A run of records ->
────────
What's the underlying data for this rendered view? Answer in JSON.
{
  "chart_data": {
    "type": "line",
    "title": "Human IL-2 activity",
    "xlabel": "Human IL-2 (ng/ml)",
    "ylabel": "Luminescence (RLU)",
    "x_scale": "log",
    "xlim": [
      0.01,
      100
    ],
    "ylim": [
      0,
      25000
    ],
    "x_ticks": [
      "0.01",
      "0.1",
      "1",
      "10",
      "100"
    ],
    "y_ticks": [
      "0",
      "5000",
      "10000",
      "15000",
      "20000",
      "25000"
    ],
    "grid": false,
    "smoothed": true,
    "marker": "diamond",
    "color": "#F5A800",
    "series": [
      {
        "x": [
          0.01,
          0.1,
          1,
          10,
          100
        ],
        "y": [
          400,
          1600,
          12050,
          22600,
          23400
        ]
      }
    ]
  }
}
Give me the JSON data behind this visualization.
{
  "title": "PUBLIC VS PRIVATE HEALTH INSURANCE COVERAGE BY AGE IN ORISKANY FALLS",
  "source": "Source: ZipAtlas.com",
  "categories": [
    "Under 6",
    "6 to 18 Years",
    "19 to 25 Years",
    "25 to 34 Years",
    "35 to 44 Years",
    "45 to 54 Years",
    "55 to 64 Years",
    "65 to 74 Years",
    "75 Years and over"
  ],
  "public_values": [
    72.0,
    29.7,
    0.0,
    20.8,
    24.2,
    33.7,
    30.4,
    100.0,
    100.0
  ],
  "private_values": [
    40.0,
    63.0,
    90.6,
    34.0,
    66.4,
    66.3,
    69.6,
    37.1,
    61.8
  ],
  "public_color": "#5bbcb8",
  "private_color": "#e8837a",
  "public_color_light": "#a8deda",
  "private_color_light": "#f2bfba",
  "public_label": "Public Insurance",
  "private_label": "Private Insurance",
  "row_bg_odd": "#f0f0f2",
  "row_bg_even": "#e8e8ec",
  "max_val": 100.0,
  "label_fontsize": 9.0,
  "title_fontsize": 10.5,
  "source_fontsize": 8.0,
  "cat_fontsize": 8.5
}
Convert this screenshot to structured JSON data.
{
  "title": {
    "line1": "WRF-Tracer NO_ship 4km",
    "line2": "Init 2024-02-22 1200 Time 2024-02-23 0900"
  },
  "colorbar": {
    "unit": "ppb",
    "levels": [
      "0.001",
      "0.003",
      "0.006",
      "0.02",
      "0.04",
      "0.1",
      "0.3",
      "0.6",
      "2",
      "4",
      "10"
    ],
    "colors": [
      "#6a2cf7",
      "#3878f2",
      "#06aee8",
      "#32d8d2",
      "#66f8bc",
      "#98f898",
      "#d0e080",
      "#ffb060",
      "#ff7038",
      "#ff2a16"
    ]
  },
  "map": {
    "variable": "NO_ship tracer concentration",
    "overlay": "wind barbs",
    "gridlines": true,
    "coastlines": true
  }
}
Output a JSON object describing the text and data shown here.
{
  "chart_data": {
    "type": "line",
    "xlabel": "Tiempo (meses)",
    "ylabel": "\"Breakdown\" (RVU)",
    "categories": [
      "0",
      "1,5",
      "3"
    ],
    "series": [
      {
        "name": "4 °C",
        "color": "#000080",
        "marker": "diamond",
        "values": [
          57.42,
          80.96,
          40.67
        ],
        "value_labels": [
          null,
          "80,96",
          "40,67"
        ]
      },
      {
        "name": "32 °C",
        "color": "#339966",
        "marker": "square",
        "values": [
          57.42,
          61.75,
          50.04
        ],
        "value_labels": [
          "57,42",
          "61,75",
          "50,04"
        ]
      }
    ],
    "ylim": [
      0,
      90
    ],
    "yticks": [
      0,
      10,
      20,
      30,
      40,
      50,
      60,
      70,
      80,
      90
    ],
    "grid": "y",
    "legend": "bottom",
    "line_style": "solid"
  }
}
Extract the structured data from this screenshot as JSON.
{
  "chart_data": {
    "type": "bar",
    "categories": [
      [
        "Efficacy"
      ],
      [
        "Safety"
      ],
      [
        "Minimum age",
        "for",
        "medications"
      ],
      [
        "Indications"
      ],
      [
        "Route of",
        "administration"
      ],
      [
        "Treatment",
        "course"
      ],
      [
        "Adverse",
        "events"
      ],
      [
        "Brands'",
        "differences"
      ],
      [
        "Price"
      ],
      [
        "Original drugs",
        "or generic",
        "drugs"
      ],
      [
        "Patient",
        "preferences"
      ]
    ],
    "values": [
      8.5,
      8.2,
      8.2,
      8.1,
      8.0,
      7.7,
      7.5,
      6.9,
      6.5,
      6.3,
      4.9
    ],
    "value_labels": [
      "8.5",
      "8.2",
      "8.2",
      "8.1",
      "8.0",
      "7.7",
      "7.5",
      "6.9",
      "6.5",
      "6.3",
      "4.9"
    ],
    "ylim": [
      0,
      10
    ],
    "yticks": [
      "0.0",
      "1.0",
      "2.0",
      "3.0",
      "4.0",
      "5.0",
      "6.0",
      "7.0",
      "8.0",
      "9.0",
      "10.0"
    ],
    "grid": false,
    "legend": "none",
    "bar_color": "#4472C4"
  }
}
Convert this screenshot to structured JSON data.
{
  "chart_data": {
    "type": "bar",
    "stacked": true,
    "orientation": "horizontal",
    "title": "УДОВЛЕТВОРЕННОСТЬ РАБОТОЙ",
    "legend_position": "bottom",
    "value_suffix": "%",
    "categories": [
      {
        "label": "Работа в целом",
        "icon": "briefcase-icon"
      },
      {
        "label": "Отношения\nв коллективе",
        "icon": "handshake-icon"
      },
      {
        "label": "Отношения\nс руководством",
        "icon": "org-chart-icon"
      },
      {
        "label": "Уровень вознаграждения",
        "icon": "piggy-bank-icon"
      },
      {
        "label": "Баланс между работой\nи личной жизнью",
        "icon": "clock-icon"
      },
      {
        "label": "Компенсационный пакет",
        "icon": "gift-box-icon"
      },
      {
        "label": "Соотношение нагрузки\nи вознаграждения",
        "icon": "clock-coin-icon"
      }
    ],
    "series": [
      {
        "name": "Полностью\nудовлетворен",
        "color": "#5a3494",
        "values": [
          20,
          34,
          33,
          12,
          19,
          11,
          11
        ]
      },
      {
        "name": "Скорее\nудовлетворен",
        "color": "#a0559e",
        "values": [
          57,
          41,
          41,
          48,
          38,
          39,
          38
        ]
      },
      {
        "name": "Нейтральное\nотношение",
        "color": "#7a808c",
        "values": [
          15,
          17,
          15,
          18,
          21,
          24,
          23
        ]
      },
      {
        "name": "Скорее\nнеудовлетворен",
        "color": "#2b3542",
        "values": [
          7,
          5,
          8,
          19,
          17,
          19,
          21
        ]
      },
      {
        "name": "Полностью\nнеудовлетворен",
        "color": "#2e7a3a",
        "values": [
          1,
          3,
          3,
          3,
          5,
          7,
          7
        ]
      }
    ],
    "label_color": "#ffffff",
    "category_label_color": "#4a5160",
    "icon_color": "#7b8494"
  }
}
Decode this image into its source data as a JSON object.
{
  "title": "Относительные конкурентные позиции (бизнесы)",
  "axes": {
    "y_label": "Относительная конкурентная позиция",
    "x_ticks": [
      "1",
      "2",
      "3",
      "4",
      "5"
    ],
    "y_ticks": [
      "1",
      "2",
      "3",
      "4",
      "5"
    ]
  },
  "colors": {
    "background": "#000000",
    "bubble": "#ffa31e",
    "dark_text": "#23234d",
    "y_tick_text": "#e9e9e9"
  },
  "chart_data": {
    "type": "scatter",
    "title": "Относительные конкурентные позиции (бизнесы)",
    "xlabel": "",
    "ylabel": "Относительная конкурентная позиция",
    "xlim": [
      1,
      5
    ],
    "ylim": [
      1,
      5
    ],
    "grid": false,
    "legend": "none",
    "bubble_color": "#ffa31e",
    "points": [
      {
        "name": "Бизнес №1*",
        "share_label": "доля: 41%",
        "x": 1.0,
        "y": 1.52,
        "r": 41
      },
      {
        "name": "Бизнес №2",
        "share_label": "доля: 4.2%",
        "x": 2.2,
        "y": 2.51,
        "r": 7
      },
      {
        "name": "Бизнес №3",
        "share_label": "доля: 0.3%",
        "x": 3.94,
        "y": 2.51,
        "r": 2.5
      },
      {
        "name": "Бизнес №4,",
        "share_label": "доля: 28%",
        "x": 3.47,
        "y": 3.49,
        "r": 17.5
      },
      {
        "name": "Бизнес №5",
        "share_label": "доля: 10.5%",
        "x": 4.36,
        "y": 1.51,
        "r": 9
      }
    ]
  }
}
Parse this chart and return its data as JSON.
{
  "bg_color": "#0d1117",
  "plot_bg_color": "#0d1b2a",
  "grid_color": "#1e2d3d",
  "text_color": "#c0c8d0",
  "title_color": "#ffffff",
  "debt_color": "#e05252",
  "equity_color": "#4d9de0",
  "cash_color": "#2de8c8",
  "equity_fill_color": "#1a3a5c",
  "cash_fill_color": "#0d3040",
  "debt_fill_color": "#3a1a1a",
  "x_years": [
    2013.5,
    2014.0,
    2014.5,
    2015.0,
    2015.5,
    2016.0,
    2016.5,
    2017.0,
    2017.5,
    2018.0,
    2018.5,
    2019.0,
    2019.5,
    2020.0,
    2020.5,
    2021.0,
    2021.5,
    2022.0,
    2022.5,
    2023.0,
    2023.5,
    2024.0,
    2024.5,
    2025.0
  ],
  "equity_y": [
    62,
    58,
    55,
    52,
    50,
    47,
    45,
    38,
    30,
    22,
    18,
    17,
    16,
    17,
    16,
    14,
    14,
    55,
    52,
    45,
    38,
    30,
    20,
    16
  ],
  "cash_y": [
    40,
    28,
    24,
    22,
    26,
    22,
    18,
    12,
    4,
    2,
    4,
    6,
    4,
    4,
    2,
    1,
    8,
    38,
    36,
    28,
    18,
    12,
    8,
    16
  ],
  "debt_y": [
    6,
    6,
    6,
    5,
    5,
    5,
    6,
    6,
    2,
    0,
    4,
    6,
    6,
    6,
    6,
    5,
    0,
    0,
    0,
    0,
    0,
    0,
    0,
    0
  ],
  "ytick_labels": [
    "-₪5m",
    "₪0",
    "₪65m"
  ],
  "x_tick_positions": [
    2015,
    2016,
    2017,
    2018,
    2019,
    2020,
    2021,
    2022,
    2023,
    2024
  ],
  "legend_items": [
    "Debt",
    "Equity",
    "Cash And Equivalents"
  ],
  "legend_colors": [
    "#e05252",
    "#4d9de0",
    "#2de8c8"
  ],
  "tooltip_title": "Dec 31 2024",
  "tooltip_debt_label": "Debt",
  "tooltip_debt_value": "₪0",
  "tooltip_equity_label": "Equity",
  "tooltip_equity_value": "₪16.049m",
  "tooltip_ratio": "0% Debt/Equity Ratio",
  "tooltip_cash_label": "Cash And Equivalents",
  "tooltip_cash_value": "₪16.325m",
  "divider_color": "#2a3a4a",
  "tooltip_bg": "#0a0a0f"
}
────────
Using the material above, report each line where "object" occurs.

Output a JSON object describing the text and data shown here.
Decode this image into its source data as a JSON object.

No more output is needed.